__PROBLEM__. Quote all of the data that follows exactly as written, skipping the images.

## begin MATERIALS PROVIDED

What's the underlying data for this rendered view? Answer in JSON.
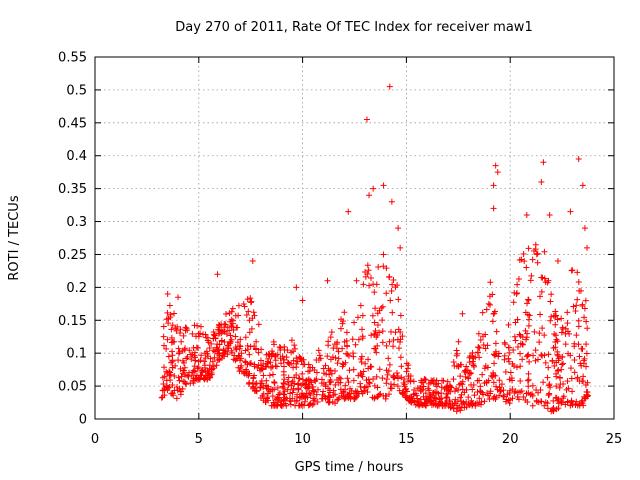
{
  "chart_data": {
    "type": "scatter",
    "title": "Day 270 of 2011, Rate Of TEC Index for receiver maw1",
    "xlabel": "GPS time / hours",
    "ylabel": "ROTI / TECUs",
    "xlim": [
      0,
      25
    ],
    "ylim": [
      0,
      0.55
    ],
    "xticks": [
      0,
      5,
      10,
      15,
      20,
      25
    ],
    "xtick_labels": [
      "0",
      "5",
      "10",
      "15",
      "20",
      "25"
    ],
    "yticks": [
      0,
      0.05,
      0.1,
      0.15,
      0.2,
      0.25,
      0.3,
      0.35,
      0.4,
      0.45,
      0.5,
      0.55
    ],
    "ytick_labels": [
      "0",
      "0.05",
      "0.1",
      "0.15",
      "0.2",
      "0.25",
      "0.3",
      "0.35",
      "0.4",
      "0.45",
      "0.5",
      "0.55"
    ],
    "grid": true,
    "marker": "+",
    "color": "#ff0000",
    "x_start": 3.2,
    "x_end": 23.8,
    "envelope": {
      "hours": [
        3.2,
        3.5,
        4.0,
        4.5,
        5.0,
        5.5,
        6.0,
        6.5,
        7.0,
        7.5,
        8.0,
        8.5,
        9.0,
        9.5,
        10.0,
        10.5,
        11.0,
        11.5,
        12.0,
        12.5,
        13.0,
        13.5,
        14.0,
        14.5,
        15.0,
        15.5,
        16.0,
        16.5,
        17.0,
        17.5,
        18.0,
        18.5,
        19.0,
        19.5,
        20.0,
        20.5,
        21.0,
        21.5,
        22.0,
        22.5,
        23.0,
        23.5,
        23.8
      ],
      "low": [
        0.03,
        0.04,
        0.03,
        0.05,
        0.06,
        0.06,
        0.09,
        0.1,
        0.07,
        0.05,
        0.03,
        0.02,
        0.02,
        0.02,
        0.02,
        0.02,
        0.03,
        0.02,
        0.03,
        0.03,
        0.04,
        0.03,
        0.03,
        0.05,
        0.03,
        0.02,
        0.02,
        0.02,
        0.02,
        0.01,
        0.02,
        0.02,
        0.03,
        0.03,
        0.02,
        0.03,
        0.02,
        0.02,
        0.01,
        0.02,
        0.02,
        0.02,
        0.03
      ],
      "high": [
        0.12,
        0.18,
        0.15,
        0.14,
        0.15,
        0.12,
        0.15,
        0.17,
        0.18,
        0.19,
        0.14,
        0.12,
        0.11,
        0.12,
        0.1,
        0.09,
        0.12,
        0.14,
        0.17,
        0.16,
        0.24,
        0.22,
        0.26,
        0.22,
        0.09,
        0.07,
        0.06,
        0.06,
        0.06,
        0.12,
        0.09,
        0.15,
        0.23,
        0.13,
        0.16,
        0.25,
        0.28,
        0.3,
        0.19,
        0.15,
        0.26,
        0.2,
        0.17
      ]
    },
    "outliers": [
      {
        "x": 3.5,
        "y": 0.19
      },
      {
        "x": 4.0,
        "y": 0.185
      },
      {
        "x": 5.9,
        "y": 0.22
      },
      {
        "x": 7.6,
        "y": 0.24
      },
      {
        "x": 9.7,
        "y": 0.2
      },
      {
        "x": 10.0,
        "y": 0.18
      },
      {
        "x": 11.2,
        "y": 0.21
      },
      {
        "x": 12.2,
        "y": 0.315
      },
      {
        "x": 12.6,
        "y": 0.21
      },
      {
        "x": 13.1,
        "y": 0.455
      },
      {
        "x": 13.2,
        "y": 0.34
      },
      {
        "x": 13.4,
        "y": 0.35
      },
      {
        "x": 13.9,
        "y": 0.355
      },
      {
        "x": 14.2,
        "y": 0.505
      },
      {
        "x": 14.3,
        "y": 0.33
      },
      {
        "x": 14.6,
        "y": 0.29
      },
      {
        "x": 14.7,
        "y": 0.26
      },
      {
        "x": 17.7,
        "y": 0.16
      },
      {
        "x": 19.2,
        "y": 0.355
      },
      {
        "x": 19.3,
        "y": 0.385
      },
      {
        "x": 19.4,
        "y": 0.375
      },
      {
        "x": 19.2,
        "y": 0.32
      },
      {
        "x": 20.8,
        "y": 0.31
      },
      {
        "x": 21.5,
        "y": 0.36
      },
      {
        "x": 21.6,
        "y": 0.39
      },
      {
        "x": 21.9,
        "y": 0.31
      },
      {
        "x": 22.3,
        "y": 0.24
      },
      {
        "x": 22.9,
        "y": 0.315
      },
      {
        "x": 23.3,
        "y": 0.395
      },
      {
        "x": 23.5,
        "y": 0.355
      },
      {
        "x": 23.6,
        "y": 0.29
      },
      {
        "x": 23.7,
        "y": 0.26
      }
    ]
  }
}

## end MATERIALS PROVIDED

__EXPECTED ANSWER__.
What's the underlying data for this rendered view? Answer in JSON.
{
  "chart_data": {
    "type": "scatter",
    "title": "Day 270 of 2011, Rate Of TEC Index for receiver maw1",
    "xlabel": "GPS time / hours",
    "ylabel": "ROTI / TECUs",
    "xlim": [
      0,
      25
    ],
    "ylim": [
      0,
      0.55
    ],
    "xticks": [
      0,
      5,
      10,
      15,
      20,
      25
    ],
    "xtick_labels": [
      "0",
      "5",
      "10",
      "15",
      "20",
      "25"
    ],
    "yticks": [
      0,
      0.05,
      0.1,
      0.15,
      0.2,
      0.25,
      0.3,
      0.35,
      0.4,
      0.45,
      0.5,
      0.55
    ],
    "ytick_labels": [
      "0",
      "0.05",
      "0.1",
      "0.15",
      "0.2",
      "0.25",
      "0.3",
      "0.35",
      "0.4",
      "0.45",
      "0.5",
      "0.55"
    ],
    "grid": true,
    "marker": "+",
    "color": "#ff0000",
    "x_start": 3.2,
    "x_end": 23.8,
    "envelope": {
      "hours": [
        3.2,
        3.5,
        4.0,
        4.5,
        5.0,
        5.5,
        6.0,
        6.5,
        7.0,
        7.5,
        8.0,
        8.5,
        9.0,
        9.5,
        10.0,
        10.5,
        11.0,
        11.5,
        12.0,
        12.5,
        13.0,
        13.5,
        14.0,
        14.5,
        15.0,
        15.5,
        16.0,
        16.5,
        17.0,
        17.5,
        18.0,
        18.5,
        19.0,
        19.5,
        20.0,
        20.5,
        21.0,
        21.5,
        22.0,
        22.5,
        23.0,
        23.5,
        23.8
      ],
      "low": [
        0.03,
        0.04,
        0.03,
        0.05,
        0.06,
        0.06,
        0.09,
        0.1,
        0.07,
        0.05,
        0.03,
        0.02,
        0.02,
        0.02,
        0.02,
        0.02,
        0.03,
        0.02,
        0.03,
        0.03,
        0.04,
        0.03,
        0.03,
        0.05,
        0.03,
        0.02,
        0.02,
        0.02,
        0.02,
        0.01,
        0.02,
        0.02,
        0.03,
        0.03,
        0.02,
        0.03,
        0.02,
        0.02,
        0.01,
        0.02,
        0.02,
        0.02,
        0.03
      ],
      "high": [
        0.12,
        0.18,
        0.15,
        0.14,
        0.15,
        0.12,
        0.15,
        0.17,
        0.18,
        0.19,
        0.14,
        0.12,
        0.11,
        0.12,
        0.1,
        0.09,
        0.12,
        0.14,
        0.17,
        0.16,
        0.24,
        0.22,
        0.26,
        0.22,
        0.09,
        0.07,
        0.06,
        0.06,
        0.06,
        0.12,
        0.09,
        0.15,
        0.23,
        0.13,
        0.16,
        0.25,
        0.28,
        0.3,
        0.19,
        0.15,
        0.26,
        0.2,
        0.17
      ]
    },
    "outliers": [
      {
        "x": 3.5,
        "y": 0.19
      },
      {
        "x": 4.0,
        "y": 0.185
      },
      {
        "x": 5.9,
        "y": 0.22
      },
      {
        "x": 7.6,
        "y": 0.24
      },
      {
        "x": 9.7,
        "y": 0.2
      },
      {
        "x": 10.0,
        "y": 0.18
      },
      {
        "x": 11.2,
        "y": 0.21
      },
      {
        "x": 12.2,
        "y": 0.315
      },
      {
        "x": 12.6,
        "y": 0.21
      },
      {
        "x": 13.1,
        "y": 0.455
      },
      {
        "x": 13.2,
        "y": 0.34
      },
      {
        "x": 13.4,
        "y": 0.35
      },
      {
        "x": 13.9,
        "y": 0.355
      },
      {
        "x": 14.2,
        "y": 0.505
      },
      {
        "x": 14.3,
        "y": 0.33
      },
      {
        "x": 14.6,
        "y": 0.29
      },
      {
        "x": 14.7,
        "y": 0.26
      },
      {
        "x": 17.7,
        "y": 0.16
      },
      {
        "x": 19.2,
        "y": 0.355
      },
      {
        "x": 19.3,
        "y": 0.385
      },
      {
        "x": 19.4,
        "y": 0.375
      },
      {
        "x": 19.2,
        "y": 0.32
      },
      {
        "x": 20.8,
        "y": 0.31
      },
      {
        "x": 21.5,
        "y": 0.36
      },
      {
        "x": 21.6,
        "y": 0.39
      },
      {
        "x": 21.9,
        "y": 0.31
      },
      {
        "x": 22.3,
        "y": 0.24
      },
      {
        "x": 22.9,
        "y": 0.315
      },
      {
        "x": 23.3,
        "y": 0.395
      },
      {
        "x": 23.5,
        "y": 0.355
      },
      {
        "x": 23.6,
        "y": 0.29
      },
      {
        "x": 23.7,
        "y": 0.26
      }
    ]
  }
}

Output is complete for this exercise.